*What you will do:* Restate the entries word for word, omitting nothing.

*Figure record extracts:*

** start **

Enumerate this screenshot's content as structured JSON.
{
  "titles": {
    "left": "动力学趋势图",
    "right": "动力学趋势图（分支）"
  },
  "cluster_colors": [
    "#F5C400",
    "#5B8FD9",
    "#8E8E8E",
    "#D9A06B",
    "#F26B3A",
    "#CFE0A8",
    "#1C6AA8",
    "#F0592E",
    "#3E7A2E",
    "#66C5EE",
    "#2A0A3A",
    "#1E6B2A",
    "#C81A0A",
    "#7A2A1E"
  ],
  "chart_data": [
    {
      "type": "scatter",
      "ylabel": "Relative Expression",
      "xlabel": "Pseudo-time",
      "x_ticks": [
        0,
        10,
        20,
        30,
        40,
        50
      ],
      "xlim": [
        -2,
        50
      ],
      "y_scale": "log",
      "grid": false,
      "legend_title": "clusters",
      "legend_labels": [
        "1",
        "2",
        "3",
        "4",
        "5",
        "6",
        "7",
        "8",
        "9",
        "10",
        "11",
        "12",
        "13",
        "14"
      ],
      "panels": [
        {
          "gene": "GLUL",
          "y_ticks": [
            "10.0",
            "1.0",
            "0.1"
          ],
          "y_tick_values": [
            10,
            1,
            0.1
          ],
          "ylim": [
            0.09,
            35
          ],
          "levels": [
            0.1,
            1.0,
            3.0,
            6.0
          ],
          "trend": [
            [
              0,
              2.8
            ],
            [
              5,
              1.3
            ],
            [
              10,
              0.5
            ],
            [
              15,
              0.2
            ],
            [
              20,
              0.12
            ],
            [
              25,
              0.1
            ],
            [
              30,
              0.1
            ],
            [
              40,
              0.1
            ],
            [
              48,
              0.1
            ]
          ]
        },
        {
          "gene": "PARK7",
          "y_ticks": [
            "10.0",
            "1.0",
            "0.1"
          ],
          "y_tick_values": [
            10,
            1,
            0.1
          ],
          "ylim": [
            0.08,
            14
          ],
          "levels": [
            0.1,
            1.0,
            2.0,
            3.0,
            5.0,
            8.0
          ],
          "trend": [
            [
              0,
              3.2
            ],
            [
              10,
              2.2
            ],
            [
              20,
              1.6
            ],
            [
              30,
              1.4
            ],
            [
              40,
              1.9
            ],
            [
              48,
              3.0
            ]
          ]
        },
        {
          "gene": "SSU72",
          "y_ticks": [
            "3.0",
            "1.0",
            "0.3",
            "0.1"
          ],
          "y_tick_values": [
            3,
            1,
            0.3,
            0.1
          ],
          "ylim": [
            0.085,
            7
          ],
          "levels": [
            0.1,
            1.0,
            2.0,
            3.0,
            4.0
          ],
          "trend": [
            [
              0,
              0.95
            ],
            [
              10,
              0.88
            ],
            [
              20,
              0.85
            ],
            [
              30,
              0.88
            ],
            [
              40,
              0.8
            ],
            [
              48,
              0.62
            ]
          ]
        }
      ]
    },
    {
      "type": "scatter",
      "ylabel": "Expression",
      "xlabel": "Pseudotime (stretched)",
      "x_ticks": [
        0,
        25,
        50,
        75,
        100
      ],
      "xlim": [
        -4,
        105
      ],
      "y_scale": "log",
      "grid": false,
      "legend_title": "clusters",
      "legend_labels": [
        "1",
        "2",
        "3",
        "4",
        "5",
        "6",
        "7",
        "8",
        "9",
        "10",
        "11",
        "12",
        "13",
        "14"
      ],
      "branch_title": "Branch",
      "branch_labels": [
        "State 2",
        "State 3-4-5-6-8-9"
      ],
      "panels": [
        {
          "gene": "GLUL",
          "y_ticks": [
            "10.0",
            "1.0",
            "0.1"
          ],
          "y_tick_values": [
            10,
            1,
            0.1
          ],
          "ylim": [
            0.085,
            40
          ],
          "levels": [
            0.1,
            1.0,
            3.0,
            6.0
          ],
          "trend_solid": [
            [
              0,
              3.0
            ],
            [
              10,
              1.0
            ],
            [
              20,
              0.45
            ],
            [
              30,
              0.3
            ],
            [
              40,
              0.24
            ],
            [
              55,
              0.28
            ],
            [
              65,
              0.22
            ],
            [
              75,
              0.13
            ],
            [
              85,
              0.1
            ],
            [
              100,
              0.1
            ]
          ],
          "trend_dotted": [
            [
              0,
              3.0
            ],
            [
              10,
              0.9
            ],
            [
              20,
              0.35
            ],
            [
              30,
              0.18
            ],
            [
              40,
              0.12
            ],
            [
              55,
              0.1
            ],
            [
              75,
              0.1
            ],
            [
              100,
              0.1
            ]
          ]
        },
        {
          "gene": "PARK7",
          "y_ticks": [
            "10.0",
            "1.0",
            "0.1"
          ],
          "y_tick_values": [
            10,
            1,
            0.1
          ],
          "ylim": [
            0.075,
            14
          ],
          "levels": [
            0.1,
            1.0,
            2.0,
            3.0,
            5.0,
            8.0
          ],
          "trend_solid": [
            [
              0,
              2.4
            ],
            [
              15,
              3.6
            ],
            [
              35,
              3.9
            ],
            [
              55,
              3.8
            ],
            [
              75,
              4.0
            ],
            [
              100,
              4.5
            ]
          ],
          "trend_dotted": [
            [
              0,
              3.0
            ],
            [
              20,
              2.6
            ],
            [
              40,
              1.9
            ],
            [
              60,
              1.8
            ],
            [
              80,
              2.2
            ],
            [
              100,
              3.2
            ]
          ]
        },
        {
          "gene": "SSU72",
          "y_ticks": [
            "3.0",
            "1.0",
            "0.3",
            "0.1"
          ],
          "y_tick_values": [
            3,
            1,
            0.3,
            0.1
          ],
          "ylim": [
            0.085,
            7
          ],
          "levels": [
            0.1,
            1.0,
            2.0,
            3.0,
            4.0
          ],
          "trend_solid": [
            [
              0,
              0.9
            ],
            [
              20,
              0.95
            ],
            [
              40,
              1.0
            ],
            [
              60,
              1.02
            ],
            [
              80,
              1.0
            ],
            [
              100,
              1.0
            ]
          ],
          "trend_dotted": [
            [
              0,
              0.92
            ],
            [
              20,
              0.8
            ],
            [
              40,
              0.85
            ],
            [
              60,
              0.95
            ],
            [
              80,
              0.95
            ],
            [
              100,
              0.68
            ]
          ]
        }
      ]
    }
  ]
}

** end **

*Correct result:*
Enumerate this screenshot's content as structured JSON.
{
  "titles": {
    "left": "动力学趋势图",
    "right": "动力学趋势图（分支）"
  },
  "cluster_colors": [
    "#F5C400",
    "#5B8FD9",
    "#8E8E8E",
    "#D9A06B",
    "#F26B3A",
    "#CFE0A8",
    "#1C6AA8",
    "#F0592E",
    "#3E7A2E",
    "#66C5EE",
    "#2A0A3A",
    "#1E6B2A",
    "#C81A0A",
    "#7A2A1E"
  ],
  "chart_data": [
    {
      "type": "scatter",
      "ylabel": "Relative Expression",
      "xlabel": "Pseudo-time",
      "x_ticks": [
        0,
        10,
        20,
        30,
        40,
        50
      ],
      "xlim": [
        -2,
        50
      ],
      "y_scale": "log",
      "grid": false,
      "legend_title": "clusters",
      "legend_labels": [
        "1",
        "2",
        "3",
        "4",
        "5",
        "6",
        "7",
        "8",
        "9",
        "10",
        "11",
        "12",
        "13",
        "14"
      ],
      "panels": [
        {
          "gene": "GLUL",
          "y_ticks": [
            "10.0",
            "1.0",
            "0.1"
          ],
          "y_tick_values": [
            10,
            1,
            0.1
          ],
          "ylim": [
            0.09,
            35
          ],
          "levels": [
            0.1,
            1.0,
            3.0,
            6.0
          ],
          "trend": [
            [
              0,
              2.8
            ],
            [
              5,
              1.3
            ],
            [
              10,
              0.5
            ],
            [
              15,
              0.2
            ],
            [
              20,
              0.12
            ],
            [
              25,
              0.1
            ],
            [
              30,
              0.1
            ],
            [
              40,
              0.1
            ],
            [
              48,
              0.1
            ]
          ]
        },
        {
          "gene": "PARK7",
          "y_ticks": [
            "10.0",
            "1.0",
            "0.1"
          ],
          "y_tick_values": [
            10,
            1,
            0.1
          ],
          "ylim": [
            0.08,
            14
          ],
          "levels": [
            0.1,
            1.0,
            2.0,
            3.0,
            5.0,
            8.0
          ],
          "trend": [
            [
              0,
              3.2
            ],
            [
              10,
              2.2
            ],
            [
              20,
              1.6
            ],
            [
              30,
              1.4
            ],
            [
              40,
              1.9
            ],
            [
              48,
              3.0
            ]
          ]
        },
        {
          "gene": "SSU72",
          "y_ticks": [
            "3.0",
            "1.0",
            "0.3",
            "0.1"
          ],
          "y_tick_values": [
            3,
            1,
            0.3,
            0.1
          ],
          "ylim": [
            0.085,
            7
          ],
          "levels": [
            0.1,
            1.0,
            2.0,
            3.0,
            4.0
          ],
          "trend": [
            [
              0,
              0.95
            ],
            [
              10,
              0.88
            ],
            [
              20,
              0.85
            ],
            [
              30,
              0.88
            ],
            [
              40,
              0.8
            ],
            [
              48,
              0.62
            ]
          ]
        }
      ]
    },
    {
      "type": "scatter",
      "ylabel": "Expression",
      "xlabel": "Pseudotime (stretched)",
      "x_ticks": [
        0,
        25,
        50,
        75,
        100
      ],
      "xlim": [
        -4,
        105
      ],
      "y_scale": "log",
      "grid": false,
      "legend_title": "clusters",
      "legend_labels": [
        "1",
        "2",
        "3",
        "4",
        "5",
        "6",
        "7",
        "8",
        "9",
        "10",
        "11",
        "12",
        "13",
        "14"
      ],
      "branch_title": "Branch",
      "branch_labels": [
        "State 2",
        "State 3-4-5-6-8-9"
      ],
      "panels": [
        {
          "gene": "GLUL",
          "y_ticks": [
            "10.0",
            "1.0",
            "0.1"
          ],
          "y_tick_values": [
            10,
            1,
            0.1
          ],
          "ylim": [
            0.085,
            40
          ],
          "levels": [
            0.1,
            1.0,
            3.0,
            6.0
          ],
          "trend_solid": [
            [
              0,
              3.0
            ],
            [
              10,
              1.0
            ],
            [
              20,
              0.45
            ],
            [
              30,
              0.3
            ],
            [
              40,
              0.24
            ],
            [
              55,
              0.28
            ],
            [
              65,
              0.22
            ],
            [
              75,
              0.13
            ],
            [
              85,
              0.1
            ],
            [
              100,
              0.1
            ]
          ],
          "trend_dotted": [
            [
              0,
              3.0
            ],
            [
              10,
              0.9
            ],
            [
              20,
              0.35
            ],
            [
              30,
              0.18
            ],
            [
              40,
              0.12
            ],
            [
              55,
              0.1
            ],
            [
              75,
              0.1
            ],
            [
              100,
              0.1
            ]
          ]
        },
        {
          "gene": "PARK7",
          "y_ticks": [
            "10.0",
            "1.0",
            "0.1"
          ],
          "y_tick_values": [
            10,
            1,
            0.1
          ],
          "ylim": [
            0.075,
            14
          ],
          "levels": [
            0.1,
            1.0,
            2.0,
            3.0,
            5.0,
            8.0
          ],
          "trend_solid": [
            [
              0,
              2.4
            ],
            [
              15,
              3.6
            ],
            [
              35,
              3.9
            ],
            [
              55,
              3.8
            ],
            [
              75,
              4.0
            ],
            [
              100,
              4.5
            ]
          ],
          "trend_dotted": [
            [
              0,
              3.0
            ],
            [
              20,
              2.6
            ],
            [
              40,
              1.9
            ],
            [
              60,
              1.8
            ],
            [
              80,
              2.2
            ],
            [
              100,
              3.2
            ]
          ]
        },
        {
          "gene": "SSU72",
          "y_ticks": [
            "3.0",
            "1.0",
            "0.3",
            "0.1"
          ],
          "y_tick_values": [
            3,
            1,
            0.3,
            0.1
          ],
          "ylim": [
            0.085,
            7
          ],
          "levels": [
            0.1,
            1.0,
            2.0,
            3.0,
            4.0
          ],
          "trend_solid": [
            [
              0,
              0.9
            ],
            [
              20,
              0.95
            ],
            [
              40,
              1.0
            ],
            [
              60,
              1.02
            ],
            [
              80,
              1.0
            ],
            [
              100,
              1.0
            ]
          ],
          "trend_dotted": [
            [
              0,
              0.92
            ],
            [
              20,
              0.8
            ],
            [
              40,
              0.85
            ],
            [
              60,
              0.95
            ],
            [
              80,
              0.95
            ],
            [
              100,
              0.68
            ]
          ]
        }
      ]
    }
  ]
}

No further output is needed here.